What to work on: Sift the material for lines containing "screenshot", and return them.

Extracted data:
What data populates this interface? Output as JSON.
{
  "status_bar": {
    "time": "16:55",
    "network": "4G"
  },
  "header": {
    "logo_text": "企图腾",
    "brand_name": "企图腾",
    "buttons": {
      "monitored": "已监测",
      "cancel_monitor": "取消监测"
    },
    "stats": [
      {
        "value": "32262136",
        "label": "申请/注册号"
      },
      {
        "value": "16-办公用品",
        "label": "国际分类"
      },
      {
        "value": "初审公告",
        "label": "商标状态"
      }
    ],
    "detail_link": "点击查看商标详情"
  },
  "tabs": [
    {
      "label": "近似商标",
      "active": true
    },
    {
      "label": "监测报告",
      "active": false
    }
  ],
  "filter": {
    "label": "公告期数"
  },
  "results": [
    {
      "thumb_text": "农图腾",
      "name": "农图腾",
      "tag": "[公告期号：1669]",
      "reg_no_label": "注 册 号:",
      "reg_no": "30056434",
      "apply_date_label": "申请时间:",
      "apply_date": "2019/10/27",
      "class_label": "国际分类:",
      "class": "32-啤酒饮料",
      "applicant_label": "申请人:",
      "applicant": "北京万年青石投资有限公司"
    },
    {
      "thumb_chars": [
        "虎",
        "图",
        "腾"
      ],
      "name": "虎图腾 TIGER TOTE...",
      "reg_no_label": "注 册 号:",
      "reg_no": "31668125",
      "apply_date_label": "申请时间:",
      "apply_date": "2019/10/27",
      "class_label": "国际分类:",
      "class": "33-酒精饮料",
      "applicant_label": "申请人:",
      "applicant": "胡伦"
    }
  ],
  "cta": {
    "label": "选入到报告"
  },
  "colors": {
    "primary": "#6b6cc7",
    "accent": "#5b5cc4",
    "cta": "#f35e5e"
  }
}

==

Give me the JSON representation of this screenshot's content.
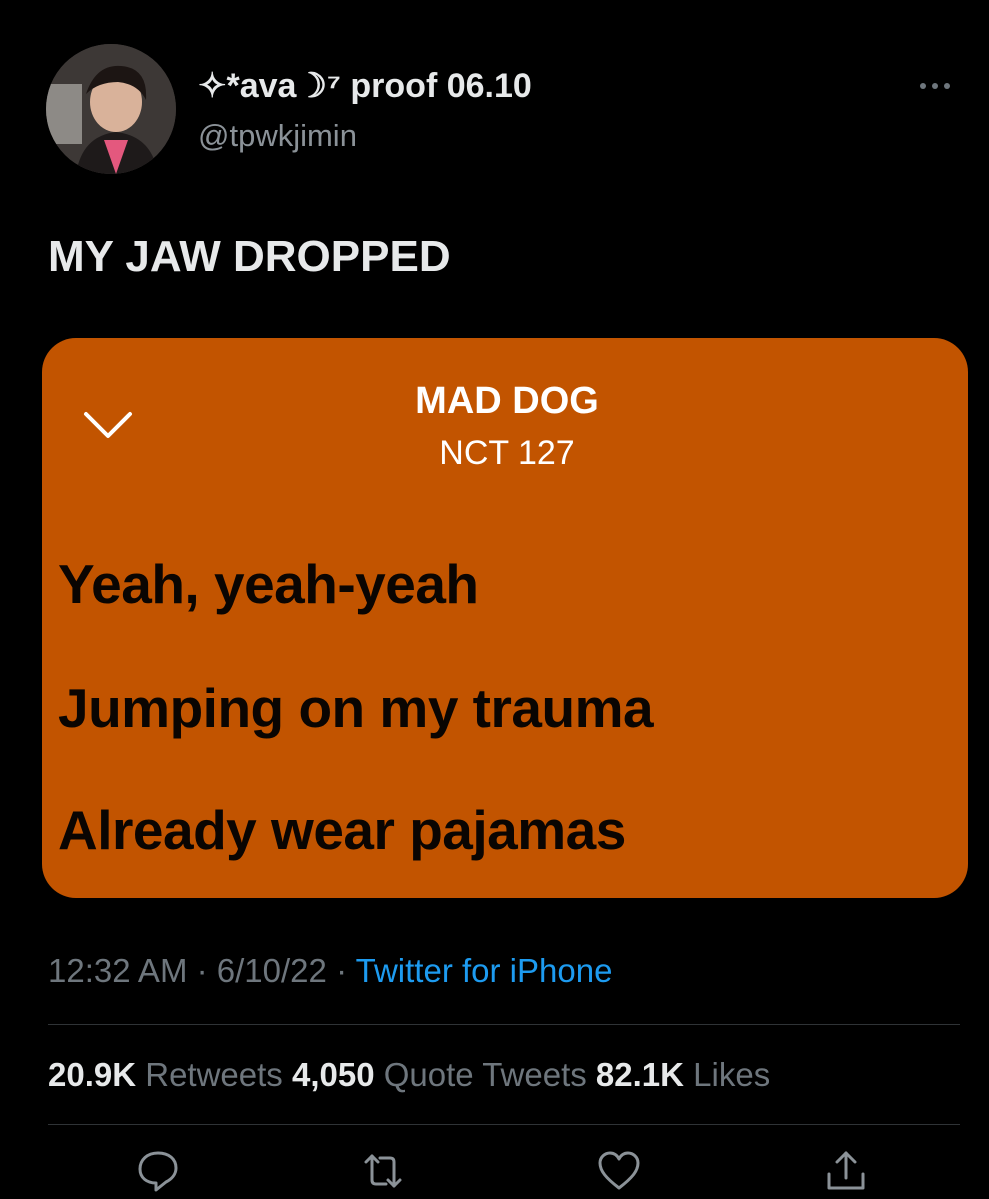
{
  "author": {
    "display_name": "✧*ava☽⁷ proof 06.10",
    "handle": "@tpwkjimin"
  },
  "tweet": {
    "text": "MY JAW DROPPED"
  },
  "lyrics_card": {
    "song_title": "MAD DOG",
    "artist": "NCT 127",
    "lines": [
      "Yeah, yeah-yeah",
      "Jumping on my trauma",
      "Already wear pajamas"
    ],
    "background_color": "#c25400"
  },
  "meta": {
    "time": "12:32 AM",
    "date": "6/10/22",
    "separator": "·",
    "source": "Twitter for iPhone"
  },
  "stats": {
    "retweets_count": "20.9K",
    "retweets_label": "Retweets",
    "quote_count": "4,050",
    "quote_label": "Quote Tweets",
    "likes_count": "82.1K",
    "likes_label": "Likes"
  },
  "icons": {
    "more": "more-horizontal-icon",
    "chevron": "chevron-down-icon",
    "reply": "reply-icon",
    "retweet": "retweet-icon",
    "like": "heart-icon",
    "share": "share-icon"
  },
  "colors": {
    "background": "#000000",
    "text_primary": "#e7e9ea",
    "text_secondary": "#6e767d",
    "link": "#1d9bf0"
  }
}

* * *

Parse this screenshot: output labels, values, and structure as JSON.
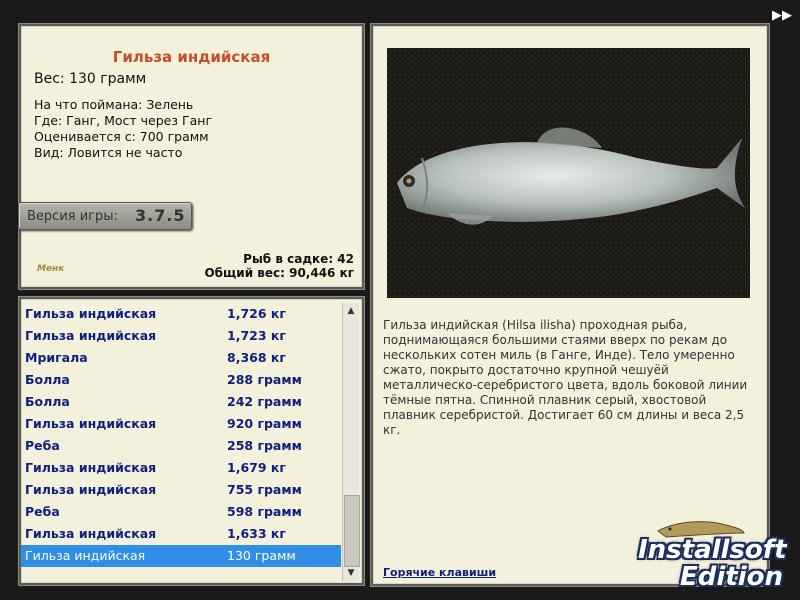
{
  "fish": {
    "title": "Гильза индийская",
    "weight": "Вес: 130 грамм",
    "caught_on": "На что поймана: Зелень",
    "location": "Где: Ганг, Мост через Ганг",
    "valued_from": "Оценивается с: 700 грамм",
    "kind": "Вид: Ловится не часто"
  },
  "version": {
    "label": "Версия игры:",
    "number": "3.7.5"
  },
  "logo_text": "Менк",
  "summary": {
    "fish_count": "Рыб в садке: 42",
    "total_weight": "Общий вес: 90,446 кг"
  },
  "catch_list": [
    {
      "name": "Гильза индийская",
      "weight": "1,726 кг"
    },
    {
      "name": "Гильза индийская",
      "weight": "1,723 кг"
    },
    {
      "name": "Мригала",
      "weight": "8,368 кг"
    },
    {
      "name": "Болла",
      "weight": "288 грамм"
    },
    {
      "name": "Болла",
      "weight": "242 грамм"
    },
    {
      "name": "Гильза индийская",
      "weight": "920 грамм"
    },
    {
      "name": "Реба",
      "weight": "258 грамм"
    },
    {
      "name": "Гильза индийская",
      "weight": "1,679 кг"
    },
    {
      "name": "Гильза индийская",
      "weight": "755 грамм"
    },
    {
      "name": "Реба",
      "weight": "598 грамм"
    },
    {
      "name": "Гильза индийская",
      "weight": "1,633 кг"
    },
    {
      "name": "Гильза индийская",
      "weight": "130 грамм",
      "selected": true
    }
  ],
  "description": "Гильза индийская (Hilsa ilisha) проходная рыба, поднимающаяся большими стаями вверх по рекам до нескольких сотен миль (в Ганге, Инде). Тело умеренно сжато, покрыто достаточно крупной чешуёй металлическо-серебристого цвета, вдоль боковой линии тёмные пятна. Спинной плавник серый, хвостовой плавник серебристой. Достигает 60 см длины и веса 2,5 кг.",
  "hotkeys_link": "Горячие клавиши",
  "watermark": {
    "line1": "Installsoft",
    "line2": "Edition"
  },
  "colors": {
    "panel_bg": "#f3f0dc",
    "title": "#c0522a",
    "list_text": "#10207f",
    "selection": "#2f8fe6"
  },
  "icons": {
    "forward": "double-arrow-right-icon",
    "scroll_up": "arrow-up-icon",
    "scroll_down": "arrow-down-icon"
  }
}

Answer to the problem:
Give me the JSON representation of this screenshot's content.
Parse this screenshot: output labels, values, and structure as JSON.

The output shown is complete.